**CONSIGNE**
D'après l'extrait du texte, pourquoi peut-on nourrir un certain optimisme à propos de la Chine ?

**EXTRAIT DU TEXTE**

========================

À ces blocages culturels, s'ajoutent des verrous économiques. En effet, la transition écologique exige d'investir : pour la seule transition énergétique, les investissements se chiffrent en France en dizaines de milliards d'euros. Et une transition plus profonde aurait des coûts encore plus élevés. Si on ne réfléchit pas parallèlement sur des financements innovants ou de nouvelles modalités de financement, notamment à l'idée de solliciter un pan entier de l'économie qui aujourd'hui ne participe ni aux investissements ni à la solidarité, si on tergiverse encore pour instituer une taxe sur les transactions financières, pourtant indolore alors qu'elle donnerait de l'air à nos États, on butera toujours sur la question des moyens. C'est pourquoi il faut non seulement être convaincu qu'il s'agit de sujets majeurs mais aussi en avoir une approche holistique. À défaut, s'opposeront toujours d'un côté, un Arnaud Montebourg, défendant sa logique, et d'un autre côté un Philippe Martin ou une Delphine Batho, défendant la leur. Et ce sont de telles postures, tenues coûte que coûte, qui nous mènent de redditions en redditions.

Vous avez évoqué la Guyane et le sort des peuples indigènes. Vous savez que j'ai ardemment plaidé pour que le grand chef indien Raoni soit reçu à l'Élysée, et ce contre l'avis de beaucoup qui craignaient de froisser le Brésil. Je m'intéresse de près à ce qui se passe sur l'ensemble du continent américain, notamment au Pérou ou au Brésil, où de multiples exactions ont encore eu lieu récemment. Ce que l'on fait subir aux Indiens est une infamie : après les avoir tués une première fois lors de ce qui a bien été un génocide, puis une deuxième fois en taisant ce génocide dans l'histoire, on les tue aujourd'hui une troisième fois en niant totalement leurs intérêts. Ce sujet me tient à coeur, mais je dois reconnaître que je me sens un peu seul. J'ai eu beaucoup de mal à faire recevoir le chef Raoni dans certaines enceintes et encore davantage par les médias, que le sort des Indiens d'Amérique n'émeut visiblement pas. Pour ce qui est de votre invitation à me rendre en Guyane, monsieur Gabriel Serville, je vous en remercie mais dois préalablement vérifier certaines dates sur mon agenda.

Un mot de la Chine, où je me suis rendu récemment. Je n'y étais pas retourné depuis vingt-cinq ans et n'ai bien sûr pas retrouvé le même pays. De pays horizontal, la Chine est devenue un pays vertical. J'ai eu l'impression de me retrouver dans une imprimante 3 D géante, où tout serait démultiplié. Ce qui m'a frappé est que la Chine a depuis peu intégré dans son logiciel de développement l'enjeu climatique à cause de la pollution qui sévit dans le pays. Jusqu'à présent, Pékin ne se rendait qu'à reculons, et sous la pression internationale, aux conférences sur le climat. Aujourd'hui, lors de tous les plenums du parti, on entend parler de « civilisation écologique », et ces mots y sont associés à des objectifs et des stratégies, notamment d'économie circulaire. La pollution est devenue un problème intérieur majeur, qui a une incidence économique. Peu de temps avant mon arrivée à Shanghai, les écoles, la circulation automobile et le trafic aérien avaient été fermés durant une semaine tant la visibilité était réduite à cause de la pollution de l'air. Les autorités chinoises redoutent aussi des mouvements de masse importants à cause de ces phénomènes. Les outils qu'elles mettent en place pour lutter contre la pollution sont les mêmes que ceux permettant de réduire les émissions de gaz à effet de serre. On peut donc nourrir un certain optimisme, d'autant que lorsque la Chine s'assigne un objectif, elle sait décliner les moyens nécessaires pour l'atteindre.

========================

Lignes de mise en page
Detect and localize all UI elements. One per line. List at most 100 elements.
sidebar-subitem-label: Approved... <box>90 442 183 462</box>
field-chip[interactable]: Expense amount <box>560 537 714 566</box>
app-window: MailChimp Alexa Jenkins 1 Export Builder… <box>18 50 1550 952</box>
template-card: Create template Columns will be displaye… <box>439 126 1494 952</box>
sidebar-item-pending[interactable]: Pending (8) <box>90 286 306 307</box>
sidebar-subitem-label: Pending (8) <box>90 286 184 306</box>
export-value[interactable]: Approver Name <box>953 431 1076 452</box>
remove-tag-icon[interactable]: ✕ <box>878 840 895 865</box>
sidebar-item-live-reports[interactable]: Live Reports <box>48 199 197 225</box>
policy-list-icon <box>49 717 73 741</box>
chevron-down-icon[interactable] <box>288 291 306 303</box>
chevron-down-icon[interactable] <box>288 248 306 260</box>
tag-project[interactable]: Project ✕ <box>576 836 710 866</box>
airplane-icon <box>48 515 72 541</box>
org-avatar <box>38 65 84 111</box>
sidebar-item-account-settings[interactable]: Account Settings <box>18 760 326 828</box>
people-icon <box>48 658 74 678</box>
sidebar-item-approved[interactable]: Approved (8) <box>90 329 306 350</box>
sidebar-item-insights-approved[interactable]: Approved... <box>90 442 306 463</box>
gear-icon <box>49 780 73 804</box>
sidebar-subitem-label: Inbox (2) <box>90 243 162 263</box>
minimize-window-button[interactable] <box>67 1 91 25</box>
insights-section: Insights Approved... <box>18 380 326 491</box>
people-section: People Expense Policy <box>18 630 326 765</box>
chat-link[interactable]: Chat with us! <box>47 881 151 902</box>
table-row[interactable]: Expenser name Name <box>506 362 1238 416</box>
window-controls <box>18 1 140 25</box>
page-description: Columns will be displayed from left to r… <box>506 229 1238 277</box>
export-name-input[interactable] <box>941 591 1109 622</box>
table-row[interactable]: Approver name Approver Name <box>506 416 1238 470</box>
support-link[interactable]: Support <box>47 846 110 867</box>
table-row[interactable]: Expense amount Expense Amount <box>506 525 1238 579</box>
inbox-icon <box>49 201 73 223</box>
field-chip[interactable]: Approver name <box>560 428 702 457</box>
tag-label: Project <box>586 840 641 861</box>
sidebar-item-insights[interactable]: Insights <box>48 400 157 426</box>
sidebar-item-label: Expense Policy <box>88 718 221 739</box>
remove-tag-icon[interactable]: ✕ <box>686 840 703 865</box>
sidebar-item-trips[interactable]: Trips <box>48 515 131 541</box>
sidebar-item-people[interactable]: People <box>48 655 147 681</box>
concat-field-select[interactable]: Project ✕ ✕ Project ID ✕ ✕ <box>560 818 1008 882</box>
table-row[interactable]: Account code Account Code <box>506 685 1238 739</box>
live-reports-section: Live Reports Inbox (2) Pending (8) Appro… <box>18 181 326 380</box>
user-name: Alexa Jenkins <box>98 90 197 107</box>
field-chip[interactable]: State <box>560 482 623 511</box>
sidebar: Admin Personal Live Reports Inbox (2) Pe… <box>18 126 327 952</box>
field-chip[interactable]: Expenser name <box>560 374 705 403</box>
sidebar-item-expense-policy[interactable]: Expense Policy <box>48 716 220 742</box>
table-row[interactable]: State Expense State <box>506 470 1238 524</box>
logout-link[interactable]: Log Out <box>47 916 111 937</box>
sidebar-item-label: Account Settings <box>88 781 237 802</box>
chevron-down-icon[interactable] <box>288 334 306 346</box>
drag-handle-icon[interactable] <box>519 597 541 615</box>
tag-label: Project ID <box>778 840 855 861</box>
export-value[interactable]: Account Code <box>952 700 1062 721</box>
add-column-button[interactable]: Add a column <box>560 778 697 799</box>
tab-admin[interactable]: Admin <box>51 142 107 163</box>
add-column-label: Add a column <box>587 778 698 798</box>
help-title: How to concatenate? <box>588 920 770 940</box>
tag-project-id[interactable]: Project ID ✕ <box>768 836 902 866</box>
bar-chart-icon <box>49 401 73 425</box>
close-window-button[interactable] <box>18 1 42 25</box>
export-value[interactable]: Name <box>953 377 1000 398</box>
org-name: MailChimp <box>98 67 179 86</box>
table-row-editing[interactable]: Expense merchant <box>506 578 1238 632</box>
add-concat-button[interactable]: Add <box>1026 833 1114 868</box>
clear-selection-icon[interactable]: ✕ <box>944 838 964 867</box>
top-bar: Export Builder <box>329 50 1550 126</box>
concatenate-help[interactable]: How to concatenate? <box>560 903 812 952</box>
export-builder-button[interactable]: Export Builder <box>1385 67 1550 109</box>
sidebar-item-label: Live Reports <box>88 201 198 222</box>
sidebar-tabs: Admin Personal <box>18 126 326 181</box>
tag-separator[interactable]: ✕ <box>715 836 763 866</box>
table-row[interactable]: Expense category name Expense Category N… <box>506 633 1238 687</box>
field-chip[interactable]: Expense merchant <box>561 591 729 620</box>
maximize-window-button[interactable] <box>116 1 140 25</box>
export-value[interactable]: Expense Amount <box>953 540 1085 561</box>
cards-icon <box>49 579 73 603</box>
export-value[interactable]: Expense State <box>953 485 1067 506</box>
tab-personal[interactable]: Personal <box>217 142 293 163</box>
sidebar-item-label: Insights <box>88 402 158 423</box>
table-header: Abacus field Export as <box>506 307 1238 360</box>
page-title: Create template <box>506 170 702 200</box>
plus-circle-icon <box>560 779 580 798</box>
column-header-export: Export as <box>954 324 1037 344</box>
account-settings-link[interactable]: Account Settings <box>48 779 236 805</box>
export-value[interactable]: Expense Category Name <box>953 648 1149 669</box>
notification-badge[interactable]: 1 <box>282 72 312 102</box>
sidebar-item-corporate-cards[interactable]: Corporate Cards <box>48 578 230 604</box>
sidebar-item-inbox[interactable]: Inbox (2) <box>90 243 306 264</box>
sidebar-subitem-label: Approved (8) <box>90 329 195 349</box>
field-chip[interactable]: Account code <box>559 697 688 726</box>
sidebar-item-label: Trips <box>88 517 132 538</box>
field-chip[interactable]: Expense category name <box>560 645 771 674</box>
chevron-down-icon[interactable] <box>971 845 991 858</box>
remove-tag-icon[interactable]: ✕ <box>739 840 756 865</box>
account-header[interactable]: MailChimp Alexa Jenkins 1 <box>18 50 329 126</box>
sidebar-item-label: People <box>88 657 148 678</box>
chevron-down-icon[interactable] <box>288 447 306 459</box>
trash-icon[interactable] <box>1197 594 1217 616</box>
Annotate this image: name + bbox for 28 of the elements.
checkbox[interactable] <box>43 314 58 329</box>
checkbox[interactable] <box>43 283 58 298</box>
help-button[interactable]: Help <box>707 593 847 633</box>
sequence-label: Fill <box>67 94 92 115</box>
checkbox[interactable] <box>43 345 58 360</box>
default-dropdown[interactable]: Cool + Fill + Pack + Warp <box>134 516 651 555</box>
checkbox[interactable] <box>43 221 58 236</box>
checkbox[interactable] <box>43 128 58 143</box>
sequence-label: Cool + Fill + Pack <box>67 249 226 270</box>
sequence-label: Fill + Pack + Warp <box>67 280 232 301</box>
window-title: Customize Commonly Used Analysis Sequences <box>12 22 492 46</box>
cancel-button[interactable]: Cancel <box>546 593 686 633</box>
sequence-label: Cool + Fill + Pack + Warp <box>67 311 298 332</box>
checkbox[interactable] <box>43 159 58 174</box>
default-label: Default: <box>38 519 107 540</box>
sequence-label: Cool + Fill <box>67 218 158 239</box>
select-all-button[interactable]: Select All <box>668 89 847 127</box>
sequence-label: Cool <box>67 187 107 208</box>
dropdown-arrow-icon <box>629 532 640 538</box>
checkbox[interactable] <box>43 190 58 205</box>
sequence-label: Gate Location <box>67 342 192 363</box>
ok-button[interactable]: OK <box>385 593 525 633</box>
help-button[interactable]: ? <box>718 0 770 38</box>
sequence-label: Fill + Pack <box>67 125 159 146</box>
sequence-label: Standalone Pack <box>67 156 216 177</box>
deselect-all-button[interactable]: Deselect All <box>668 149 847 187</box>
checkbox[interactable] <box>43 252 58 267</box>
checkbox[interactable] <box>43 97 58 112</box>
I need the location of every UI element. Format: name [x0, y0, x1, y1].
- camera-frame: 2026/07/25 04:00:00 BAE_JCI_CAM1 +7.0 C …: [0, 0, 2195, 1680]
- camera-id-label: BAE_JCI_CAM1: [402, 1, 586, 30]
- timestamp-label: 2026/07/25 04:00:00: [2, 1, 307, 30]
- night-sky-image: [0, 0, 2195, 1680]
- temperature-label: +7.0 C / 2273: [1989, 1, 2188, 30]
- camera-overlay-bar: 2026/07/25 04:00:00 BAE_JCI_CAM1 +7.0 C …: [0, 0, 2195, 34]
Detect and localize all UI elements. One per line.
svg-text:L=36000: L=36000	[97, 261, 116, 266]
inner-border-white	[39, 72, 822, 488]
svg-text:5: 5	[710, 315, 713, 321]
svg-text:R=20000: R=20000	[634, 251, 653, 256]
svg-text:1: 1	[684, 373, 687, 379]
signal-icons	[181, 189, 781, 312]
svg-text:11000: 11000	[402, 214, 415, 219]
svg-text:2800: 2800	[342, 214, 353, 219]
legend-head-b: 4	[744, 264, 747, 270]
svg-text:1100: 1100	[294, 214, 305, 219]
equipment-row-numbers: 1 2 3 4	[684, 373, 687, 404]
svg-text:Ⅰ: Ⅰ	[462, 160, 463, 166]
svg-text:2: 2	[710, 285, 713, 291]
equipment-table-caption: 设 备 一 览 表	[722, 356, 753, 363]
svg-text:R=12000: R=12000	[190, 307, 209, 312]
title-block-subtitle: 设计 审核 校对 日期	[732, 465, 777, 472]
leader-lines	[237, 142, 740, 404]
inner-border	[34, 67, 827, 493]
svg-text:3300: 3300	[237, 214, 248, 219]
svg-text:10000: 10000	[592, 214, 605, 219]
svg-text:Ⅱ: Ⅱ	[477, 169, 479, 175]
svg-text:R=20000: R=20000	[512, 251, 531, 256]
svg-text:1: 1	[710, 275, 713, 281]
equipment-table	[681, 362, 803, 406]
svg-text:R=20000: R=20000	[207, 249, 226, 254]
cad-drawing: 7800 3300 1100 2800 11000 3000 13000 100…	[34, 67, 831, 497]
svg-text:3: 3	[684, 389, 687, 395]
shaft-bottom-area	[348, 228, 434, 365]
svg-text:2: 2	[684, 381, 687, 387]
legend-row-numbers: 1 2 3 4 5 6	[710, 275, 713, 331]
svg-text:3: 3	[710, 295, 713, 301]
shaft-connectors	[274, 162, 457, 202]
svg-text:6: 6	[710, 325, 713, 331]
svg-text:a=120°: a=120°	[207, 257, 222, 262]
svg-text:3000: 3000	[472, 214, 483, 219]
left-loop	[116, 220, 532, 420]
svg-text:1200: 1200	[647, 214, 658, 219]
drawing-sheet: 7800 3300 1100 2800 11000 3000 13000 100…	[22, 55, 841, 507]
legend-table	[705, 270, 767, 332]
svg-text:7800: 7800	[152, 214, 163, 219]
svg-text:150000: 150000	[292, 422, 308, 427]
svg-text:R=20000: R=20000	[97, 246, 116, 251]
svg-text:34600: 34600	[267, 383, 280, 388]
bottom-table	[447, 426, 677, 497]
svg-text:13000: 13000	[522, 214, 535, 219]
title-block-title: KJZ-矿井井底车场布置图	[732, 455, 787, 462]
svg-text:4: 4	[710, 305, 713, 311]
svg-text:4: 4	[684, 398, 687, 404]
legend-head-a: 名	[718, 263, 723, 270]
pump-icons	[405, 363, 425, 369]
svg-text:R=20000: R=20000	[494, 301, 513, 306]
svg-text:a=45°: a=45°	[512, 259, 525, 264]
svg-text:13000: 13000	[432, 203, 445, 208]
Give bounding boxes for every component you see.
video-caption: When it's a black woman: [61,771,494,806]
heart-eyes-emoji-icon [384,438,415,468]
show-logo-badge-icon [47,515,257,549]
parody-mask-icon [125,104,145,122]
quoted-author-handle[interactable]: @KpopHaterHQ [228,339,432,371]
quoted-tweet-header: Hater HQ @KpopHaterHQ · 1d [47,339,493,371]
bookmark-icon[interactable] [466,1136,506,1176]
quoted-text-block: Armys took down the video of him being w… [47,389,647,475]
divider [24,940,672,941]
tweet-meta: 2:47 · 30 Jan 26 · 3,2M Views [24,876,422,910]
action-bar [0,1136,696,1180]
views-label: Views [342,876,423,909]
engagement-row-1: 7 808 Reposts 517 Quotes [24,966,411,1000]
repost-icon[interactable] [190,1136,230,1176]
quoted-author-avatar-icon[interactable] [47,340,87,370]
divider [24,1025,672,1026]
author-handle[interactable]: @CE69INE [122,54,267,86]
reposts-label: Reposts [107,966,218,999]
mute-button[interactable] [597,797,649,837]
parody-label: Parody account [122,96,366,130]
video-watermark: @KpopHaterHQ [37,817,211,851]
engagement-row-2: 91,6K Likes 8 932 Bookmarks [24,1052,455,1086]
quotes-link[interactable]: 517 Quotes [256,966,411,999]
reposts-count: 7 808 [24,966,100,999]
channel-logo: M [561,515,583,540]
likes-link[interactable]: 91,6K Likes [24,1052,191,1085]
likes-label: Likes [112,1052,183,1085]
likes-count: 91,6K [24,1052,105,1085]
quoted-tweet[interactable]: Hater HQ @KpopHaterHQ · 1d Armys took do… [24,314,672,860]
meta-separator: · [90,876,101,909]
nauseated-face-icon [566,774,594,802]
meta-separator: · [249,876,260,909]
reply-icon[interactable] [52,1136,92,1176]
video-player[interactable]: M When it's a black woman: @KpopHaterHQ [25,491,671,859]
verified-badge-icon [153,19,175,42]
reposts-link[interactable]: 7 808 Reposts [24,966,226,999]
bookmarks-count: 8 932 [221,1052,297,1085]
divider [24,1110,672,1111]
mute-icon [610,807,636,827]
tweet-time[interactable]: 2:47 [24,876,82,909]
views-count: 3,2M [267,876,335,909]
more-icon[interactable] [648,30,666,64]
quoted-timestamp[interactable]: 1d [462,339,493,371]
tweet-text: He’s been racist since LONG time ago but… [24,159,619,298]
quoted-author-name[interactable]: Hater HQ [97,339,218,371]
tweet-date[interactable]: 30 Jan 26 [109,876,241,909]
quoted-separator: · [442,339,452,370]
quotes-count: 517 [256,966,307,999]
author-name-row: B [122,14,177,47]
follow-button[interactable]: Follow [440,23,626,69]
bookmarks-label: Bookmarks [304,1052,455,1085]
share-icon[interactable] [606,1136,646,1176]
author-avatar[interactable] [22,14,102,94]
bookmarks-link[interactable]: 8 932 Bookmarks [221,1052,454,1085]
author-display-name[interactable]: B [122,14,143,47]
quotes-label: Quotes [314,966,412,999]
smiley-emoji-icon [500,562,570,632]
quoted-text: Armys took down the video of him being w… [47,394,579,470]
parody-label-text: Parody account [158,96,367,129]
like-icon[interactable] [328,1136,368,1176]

========================

**RÉPONSE ATTENDUE**
Les outils que les autorités chinoises mettent en place pour lutter contre la pollution sont les mêmes que ceux qui permettent de réduire les émissions de gaz à effet de serre. De plus, lorsque la Chine s'assigne un objectif, elle sait décliner les moyens nécessaires pour l'atteindre.